### DESCRIPTION OF THE TASK
Output word for word the lines from the one with "Type out the text in this image." to the final line of the data, both ends included, but skip the pictures.

### SOURCE DATA
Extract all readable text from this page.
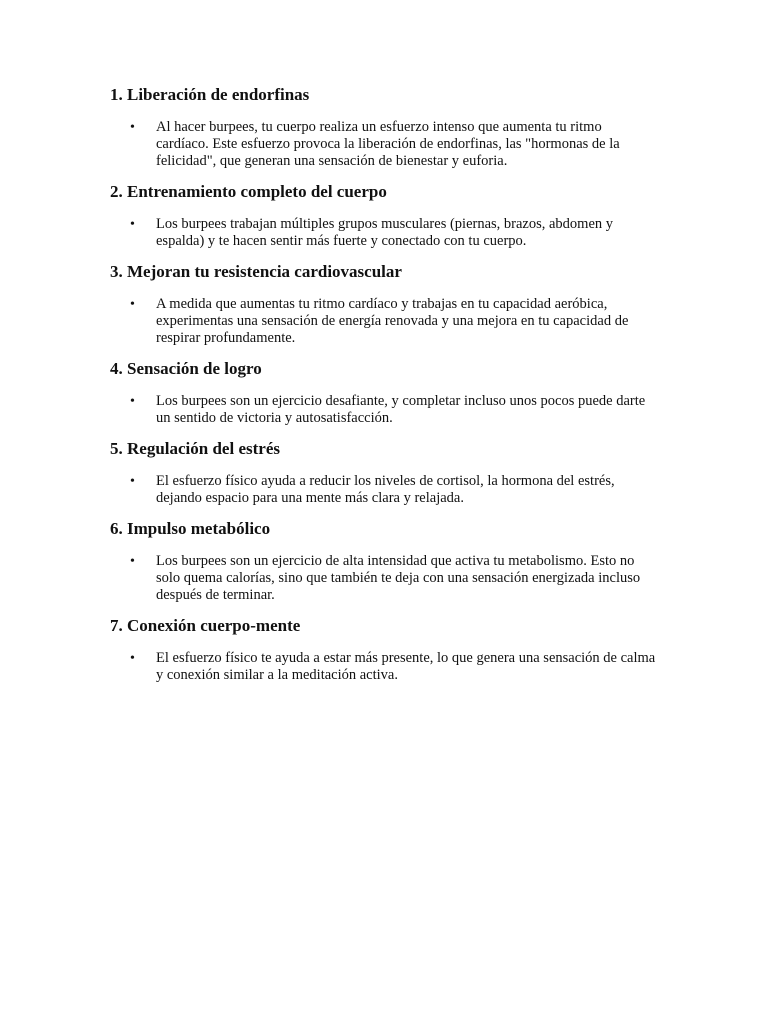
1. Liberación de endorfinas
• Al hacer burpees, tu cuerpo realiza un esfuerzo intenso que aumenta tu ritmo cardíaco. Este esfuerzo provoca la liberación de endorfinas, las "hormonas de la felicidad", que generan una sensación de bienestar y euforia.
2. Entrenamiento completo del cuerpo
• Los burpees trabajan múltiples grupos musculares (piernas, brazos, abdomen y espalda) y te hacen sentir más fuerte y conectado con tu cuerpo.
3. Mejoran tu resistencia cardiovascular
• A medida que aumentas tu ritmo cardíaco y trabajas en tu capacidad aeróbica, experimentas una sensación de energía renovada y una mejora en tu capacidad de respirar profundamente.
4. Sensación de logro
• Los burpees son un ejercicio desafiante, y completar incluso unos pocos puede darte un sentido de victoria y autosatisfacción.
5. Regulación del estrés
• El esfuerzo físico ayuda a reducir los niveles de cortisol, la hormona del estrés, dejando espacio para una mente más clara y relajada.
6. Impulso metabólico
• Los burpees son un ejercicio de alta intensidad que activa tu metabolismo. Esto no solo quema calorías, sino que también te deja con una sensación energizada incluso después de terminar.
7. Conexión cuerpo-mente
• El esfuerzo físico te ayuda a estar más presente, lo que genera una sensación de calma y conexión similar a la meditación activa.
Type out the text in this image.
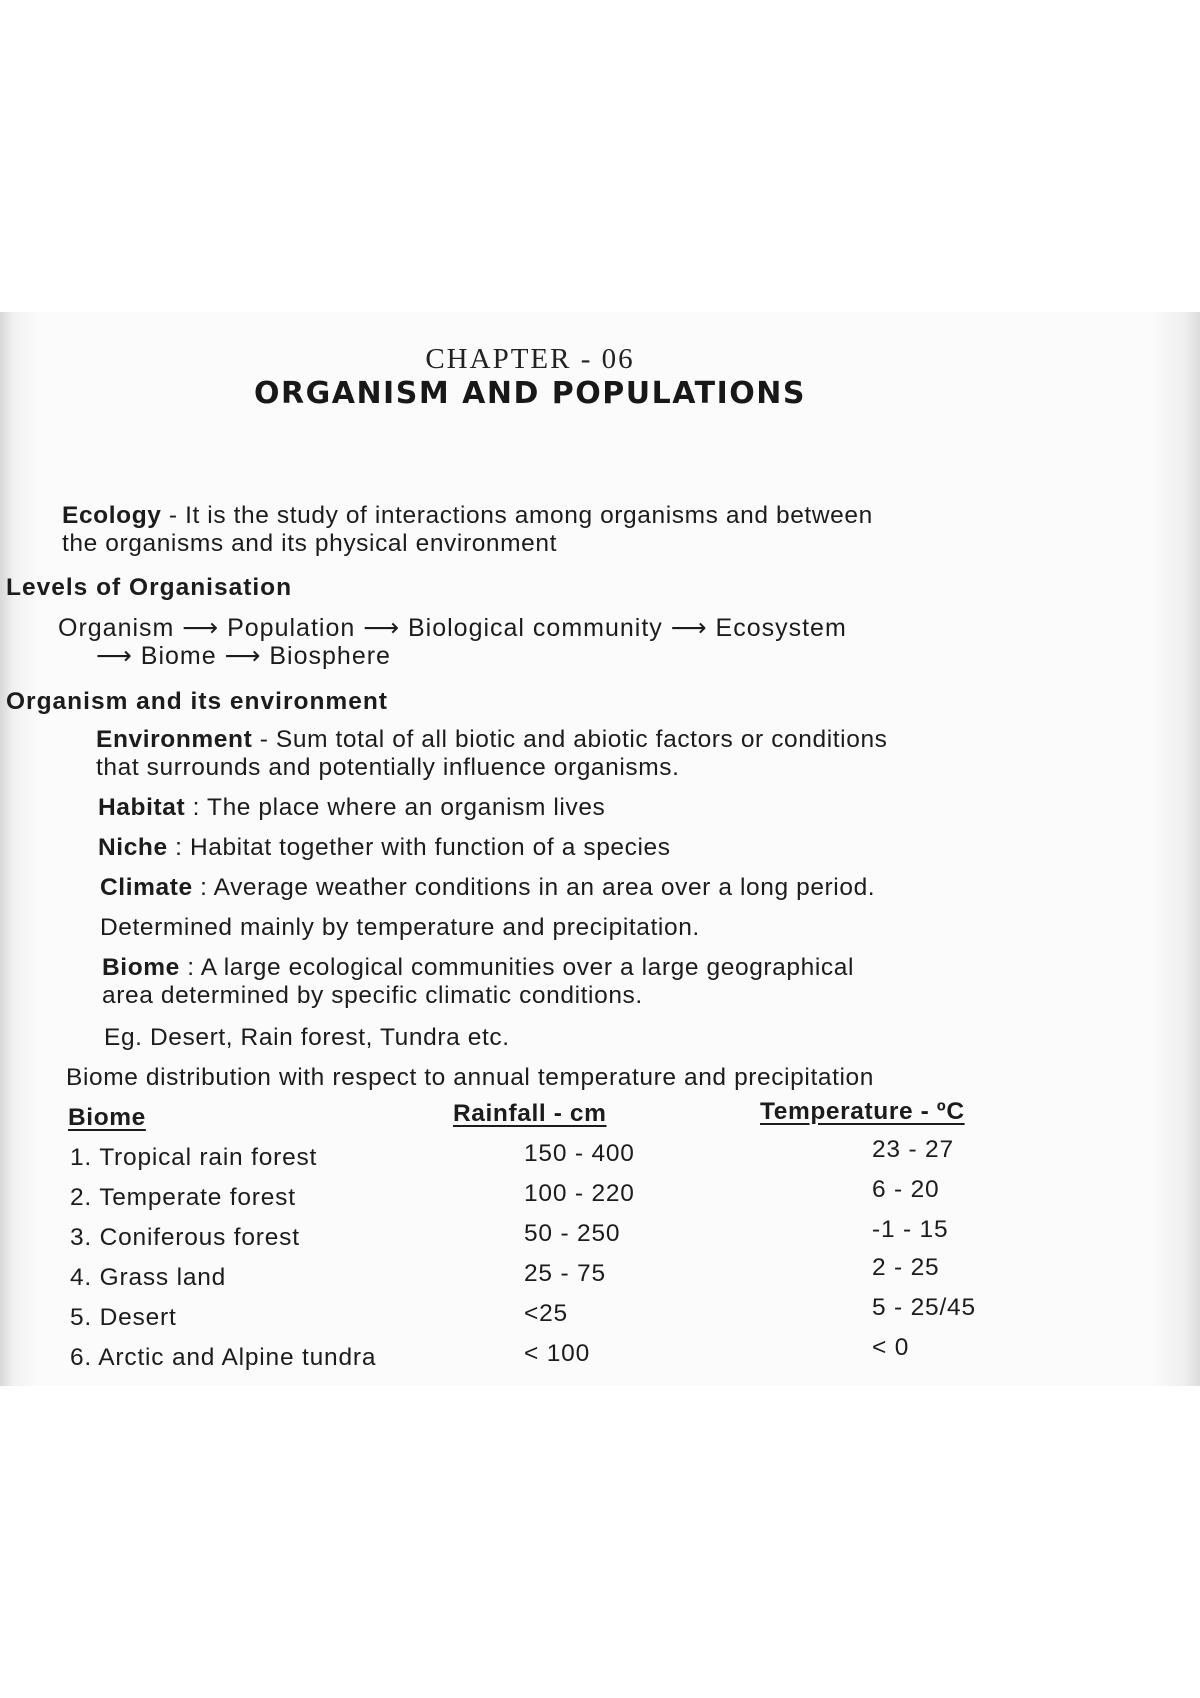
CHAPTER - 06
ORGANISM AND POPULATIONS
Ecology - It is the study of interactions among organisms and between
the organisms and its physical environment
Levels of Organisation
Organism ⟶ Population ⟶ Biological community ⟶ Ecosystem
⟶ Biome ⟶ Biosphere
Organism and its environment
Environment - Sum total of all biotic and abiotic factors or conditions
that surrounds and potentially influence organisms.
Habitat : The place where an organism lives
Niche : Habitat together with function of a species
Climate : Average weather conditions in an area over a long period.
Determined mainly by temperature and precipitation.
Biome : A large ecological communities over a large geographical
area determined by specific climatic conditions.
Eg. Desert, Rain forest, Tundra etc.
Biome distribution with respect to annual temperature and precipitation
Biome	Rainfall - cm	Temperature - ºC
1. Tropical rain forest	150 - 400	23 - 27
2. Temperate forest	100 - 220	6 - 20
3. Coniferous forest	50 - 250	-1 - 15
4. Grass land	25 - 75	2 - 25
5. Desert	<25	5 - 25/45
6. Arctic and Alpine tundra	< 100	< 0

### OUTPUT OF THE EXERCISE
Type out the text in this image.
CHAPTER - 06
ORGANISM AND POPULATIONS
Ecology - It is the study of interactions among organisms and between
the organisms and its physical environment
Levels of Organisation
Organism ⟶ Population ⟶ Biological community ⟶ Ecosystem
⟶ Biome ⟶ Biosphere
Organism and its environment
Environment - Sum total of all biotic and abiotic factors or conditions
that surrounds and potentially influence organisms.
Habitat : The place where an organism lives
Niche : Habitat together with function of a species
Climate : Average weather conditions in an area over a long period.
Determined mainly by temperature and precipitation.
Biome : A large ecological communities over a large geographical
area determined by specific climatic conditions.
Eg. Desert, Rain forest, Tundra etc.
Biome distribution with respect to annual temperature and precipitation
Biome	Rainfall - cm	Temperature - ºC
1. Tropical rain forest	150 - 400	23 - 27
2. Temperate forest	100 - 220	6 - 20
3. Coniferous forest	50 - 250	-1 - 15
4. Grass land	25 - 75	2 - 25
5. Desert	<25	5 - 25/45
6. Arctic and Alpine tundra	< 100	< 0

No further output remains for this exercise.